═════ Material for this exercise ═════

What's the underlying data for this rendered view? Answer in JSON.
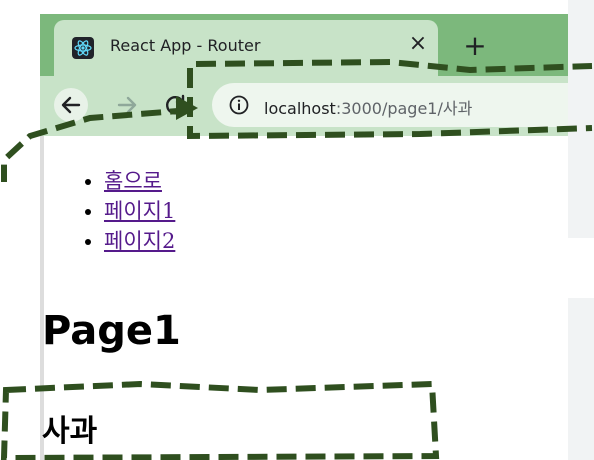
{
  "browser": {
    "tab_title": "React App - Router",
    "tab_close": "×",
    "new_tab": "+",
    "url_host": "localhost",
    "url_rest": ":3000/page1/사과",
    "icons": {
      "favicon": "react-logo-icon",
      "back": "arrow-left-icon",
      "forward": "arrow-right-icon",
      "reload": "reload-icon",
      "site_info": "info-icon"
    }
  },
  "nav": {
    "items": [
      {
        "label": "홈으로"
      },
      {
        "label": "페이지1"
      },
      {
        "label": "페이지2"
      }
    ]
  },
  "page": {
    "heading": "Page1",
    "subheading": "사과"
  },
  "colors": {
    "tab_strip": "#7cb87c",
    "toolbar": "#c8e3c8",
    "link": "#551a8b",
    "annotation": "#2f4f1f"
  }
}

═════

## Instructions for the task
Say only how many lines in the records carry the word "arrow".

## Exercise answer
2